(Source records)
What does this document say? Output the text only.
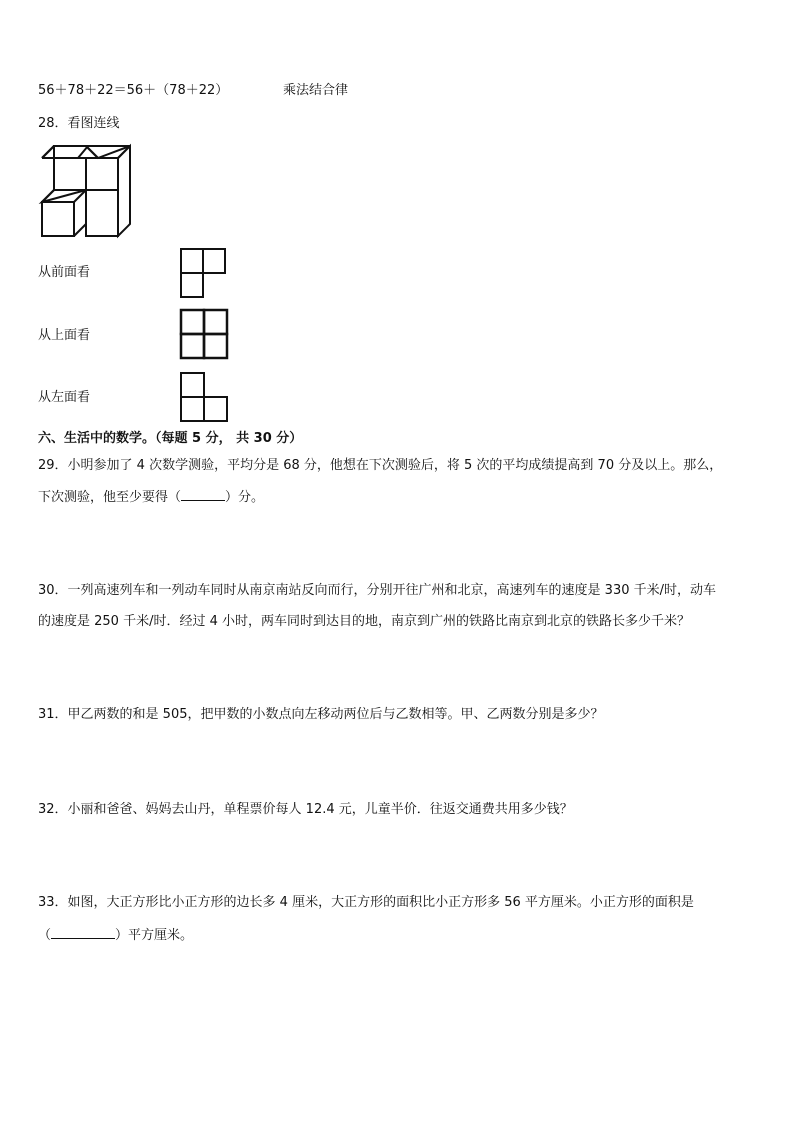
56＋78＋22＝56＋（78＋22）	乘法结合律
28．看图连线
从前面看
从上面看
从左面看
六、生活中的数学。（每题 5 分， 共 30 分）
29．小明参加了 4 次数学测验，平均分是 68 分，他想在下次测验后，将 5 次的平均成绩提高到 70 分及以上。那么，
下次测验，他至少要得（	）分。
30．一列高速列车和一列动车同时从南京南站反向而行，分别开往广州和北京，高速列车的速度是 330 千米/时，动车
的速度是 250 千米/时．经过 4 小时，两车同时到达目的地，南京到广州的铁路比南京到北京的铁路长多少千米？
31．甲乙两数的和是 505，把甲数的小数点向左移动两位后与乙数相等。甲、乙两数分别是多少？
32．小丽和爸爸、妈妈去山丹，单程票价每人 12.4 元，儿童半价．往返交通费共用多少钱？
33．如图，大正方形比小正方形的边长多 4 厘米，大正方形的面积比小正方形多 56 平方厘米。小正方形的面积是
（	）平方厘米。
...
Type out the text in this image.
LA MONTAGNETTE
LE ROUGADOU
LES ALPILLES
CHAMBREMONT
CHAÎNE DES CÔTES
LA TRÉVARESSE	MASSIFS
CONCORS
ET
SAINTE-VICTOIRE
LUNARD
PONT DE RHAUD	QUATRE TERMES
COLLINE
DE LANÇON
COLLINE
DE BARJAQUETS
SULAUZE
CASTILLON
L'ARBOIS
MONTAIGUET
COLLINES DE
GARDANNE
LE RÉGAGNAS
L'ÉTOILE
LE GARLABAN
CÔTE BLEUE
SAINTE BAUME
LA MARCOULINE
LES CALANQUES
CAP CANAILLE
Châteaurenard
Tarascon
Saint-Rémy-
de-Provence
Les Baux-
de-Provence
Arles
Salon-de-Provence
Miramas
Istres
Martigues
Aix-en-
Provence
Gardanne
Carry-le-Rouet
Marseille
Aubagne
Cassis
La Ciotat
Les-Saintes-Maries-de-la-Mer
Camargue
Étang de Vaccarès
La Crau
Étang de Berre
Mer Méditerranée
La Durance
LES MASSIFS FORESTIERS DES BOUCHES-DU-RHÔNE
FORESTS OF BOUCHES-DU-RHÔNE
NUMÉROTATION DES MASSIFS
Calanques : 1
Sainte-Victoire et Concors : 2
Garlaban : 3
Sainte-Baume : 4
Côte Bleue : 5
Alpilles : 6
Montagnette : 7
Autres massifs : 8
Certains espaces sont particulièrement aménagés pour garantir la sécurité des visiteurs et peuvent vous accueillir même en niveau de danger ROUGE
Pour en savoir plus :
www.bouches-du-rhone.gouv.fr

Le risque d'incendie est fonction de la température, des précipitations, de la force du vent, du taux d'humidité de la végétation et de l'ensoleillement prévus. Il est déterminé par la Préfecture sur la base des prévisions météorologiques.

## Your task
Filter the records above for lines containing the word "Provence", and copy those lines.

## Task response
de-Provence
de-Provence
Salon-de-Provence
Provence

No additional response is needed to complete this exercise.